# [STATED TASK]
Count lines, not occurrences: report how many lines in the records hold the string "different", and nothing else.

(Dataset records)
^^^^^^^^
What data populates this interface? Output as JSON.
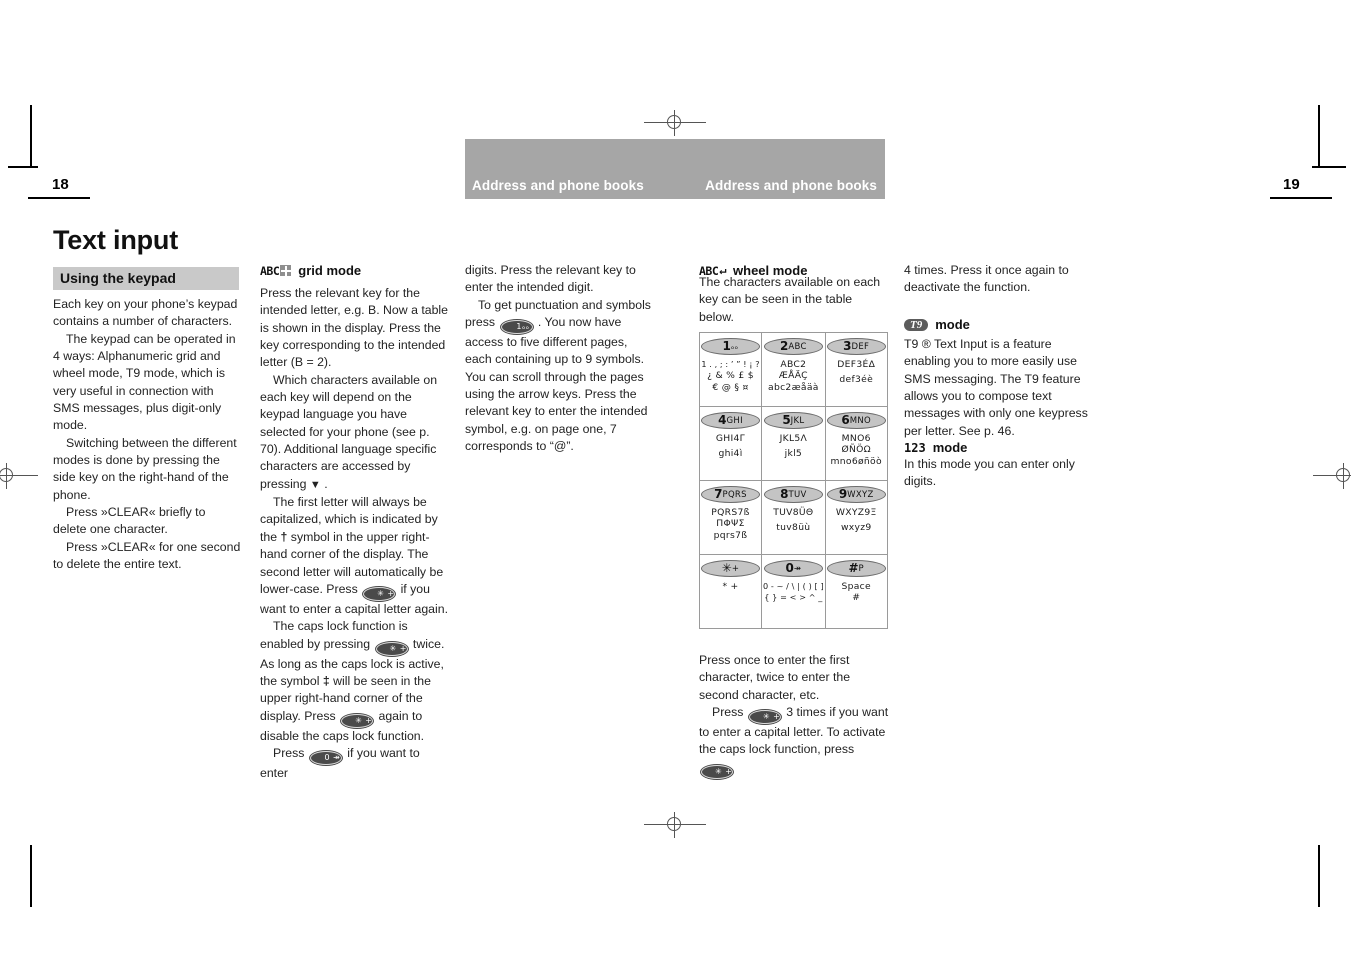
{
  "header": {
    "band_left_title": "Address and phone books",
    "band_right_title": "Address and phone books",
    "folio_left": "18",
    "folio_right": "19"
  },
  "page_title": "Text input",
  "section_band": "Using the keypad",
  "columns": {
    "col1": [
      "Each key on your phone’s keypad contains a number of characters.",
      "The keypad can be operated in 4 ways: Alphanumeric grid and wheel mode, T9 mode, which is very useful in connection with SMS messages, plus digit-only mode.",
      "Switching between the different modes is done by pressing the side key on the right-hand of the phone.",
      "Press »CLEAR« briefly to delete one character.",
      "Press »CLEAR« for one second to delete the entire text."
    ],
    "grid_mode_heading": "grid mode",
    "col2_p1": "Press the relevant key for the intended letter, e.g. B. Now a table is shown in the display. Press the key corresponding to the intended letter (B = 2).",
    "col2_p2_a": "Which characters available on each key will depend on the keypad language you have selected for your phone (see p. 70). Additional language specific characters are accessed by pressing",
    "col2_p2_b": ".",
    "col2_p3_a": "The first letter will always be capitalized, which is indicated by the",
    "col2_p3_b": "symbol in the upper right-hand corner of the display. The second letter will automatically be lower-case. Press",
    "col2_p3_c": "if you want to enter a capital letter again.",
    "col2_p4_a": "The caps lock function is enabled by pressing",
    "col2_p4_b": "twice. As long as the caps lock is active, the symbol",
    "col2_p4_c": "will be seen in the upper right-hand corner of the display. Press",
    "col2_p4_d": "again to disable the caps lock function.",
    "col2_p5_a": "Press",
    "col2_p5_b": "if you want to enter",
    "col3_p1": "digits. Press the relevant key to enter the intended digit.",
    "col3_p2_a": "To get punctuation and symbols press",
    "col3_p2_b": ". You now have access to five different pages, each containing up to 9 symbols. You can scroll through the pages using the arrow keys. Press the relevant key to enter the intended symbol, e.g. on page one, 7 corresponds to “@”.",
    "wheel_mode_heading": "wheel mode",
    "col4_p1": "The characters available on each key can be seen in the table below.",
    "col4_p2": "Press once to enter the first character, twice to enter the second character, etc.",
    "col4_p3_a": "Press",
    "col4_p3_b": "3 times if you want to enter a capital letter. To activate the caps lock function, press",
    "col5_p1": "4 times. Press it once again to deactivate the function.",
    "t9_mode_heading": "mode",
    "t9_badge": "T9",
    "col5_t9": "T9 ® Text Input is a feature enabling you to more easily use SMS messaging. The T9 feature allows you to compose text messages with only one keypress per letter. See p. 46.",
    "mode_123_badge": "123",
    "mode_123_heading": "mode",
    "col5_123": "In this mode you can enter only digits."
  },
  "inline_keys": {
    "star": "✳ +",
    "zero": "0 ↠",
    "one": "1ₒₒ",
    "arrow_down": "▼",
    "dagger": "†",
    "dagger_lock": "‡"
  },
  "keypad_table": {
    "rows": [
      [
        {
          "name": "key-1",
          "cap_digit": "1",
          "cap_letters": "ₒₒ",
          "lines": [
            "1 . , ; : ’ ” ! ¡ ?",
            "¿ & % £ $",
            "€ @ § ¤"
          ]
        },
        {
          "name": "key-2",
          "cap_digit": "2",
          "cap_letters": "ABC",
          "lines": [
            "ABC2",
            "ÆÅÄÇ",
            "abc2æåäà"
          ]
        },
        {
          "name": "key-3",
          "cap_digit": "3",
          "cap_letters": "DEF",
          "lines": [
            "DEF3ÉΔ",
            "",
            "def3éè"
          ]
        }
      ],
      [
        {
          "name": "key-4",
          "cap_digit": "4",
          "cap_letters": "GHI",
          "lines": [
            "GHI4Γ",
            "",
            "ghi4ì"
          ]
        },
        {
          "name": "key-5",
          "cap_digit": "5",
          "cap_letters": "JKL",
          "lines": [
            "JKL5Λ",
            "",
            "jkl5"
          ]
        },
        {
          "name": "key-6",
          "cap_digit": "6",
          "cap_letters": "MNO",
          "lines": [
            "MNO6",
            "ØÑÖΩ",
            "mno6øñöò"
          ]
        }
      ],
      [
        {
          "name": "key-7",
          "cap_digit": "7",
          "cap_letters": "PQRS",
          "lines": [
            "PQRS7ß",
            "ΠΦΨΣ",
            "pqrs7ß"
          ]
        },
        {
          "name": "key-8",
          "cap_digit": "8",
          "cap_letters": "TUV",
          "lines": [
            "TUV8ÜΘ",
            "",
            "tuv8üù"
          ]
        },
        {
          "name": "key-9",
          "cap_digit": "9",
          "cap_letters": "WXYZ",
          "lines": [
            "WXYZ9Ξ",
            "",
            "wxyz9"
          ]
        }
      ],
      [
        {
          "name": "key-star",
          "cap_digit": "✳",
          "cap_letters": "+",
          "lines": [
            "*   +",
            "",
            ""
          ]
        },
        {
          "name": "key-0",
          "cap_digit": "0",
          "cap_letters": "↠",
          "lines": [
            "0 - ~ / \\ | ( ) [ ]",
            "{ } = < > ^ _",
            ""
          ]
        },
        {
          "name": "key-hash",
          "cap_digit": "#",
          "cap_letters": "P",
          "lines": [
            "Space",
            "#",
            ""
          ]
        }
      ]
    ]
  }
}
^^^^^^^^
# [RESULT]
2